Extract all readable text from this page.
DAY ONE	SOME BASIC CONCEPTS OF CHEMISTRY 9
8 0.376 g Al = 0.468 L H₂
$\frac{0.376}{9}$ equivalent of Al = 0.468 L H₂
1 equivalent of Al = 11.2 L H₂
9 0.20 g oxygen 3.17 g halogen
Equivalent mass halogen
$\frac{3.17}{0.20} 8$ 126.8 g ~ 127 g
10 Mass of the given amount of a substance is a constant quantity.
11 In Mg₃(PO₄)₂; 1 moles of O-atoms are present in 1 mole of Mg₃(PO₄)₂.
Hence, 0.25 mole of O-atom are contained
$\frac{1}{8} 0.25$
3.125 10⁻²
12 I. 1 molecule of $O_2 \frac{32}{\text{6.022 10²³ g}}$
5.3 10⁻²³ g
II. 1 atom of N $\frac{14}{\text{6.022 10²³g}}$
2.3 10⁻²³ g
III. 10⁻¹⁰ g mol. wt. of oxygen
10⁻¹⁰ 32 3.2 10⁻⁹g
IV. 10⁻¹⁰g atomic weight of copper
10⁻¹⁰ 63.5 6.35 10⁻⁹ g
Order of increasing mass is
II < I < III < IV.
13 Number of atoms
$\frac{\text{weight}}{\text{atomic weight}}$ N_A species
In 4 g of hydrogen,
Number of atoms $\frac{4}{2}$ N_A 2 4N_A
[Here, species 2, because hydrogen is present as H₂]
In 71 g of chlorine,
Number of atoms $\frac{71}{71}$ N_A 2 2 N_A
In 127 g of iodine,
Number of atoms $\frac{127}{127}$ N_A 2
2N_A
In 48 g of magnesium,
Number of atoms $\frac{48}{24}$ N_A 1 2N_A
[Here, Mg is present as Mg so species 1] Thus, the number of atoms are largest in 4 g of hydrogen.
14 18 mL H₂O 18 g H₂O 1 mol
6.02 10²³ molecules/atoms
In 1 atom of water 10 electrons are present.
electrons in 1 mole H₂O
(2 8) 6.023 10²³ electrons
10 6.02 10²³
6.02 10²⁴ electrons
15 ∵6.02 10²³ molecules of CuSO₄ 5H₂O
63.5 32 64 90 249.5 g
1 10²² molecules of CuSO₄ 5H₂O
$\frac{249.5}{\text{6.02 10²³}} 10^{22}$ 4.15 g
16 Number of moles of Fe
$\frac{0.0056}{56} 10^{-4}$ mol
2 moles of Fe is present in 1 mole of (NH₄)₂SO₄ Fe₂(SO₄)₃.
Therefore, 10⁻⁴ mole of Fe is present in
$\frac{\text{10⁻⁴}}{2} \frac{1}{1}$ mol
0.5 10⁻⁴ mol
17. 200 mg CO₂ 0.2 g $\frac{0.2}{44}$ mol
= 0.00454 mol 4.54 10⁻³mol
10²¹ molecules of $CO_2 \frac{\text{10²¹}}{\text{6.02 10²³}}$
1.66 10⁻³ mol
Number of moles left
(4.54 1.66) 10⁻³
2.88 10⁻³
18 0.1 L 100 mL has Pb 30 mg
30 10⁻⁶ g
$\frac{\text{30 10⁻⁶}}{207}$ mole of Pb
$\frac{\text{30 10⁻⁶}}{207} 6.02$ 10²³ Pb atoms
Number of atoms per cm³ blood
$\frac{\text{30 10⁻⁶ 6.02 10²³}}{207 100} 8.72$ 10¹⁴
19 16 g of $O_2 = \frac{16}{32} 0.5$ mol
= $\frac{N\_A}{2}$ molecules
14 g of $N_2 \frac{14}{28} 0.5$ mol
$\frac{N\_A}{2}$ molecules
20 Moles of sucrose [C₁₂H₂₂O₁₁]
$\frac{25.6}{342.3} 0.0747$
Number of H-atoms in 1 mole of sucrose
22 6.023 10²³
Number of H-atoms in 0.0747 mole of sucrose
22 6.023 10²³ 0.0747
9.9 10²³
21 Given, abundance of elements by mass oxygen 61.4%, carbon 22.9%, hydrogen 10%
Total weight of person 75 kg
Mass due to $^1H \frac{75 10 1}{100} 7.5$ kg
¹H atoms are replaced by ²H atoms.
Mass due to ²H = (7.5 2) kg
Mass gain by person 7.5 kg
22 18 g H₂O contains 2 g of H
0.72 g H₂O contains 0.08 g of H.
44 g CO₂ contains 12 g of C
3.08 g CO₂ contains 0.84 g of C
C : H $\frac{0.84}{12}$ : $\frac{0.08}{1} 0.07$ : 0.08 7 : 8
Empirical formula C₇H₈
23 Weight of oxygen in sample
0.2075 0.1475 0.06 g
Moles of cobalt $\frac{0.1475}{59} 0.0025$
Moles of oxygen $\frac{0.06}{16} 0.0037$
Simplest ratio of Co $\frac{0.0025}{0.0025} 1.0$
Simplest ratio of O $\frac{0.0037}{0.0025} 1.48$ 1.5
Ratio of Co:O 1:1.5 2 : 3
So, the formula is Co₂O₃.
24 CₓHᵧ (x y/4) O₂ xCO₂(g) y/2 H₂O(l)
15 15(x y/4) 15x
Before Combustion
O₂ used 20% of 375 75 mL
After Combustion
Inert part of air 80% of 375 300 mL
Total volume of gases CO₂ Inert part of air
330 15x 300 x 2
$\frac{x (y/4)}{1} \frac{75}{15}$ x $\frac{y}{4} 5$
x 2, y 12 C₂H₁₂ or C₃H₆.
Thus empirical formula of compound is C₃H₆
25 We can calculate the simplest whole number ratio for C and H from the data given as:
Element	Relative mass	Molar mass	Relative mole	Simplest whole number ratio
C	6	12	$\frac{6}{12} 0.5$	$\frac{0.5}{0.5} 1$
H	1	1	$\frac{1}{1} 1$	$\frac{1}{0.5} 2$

────────────────

Check each line of the entries above, and show every one holding the word "sucrose".

- [Written answer]
20 Moles of sucrose [C₁₂H₂₂O₁₁]
Number of H-atoms in 1 mole of sucrose
Number of H-atoms in 0.0747 mole of sucrose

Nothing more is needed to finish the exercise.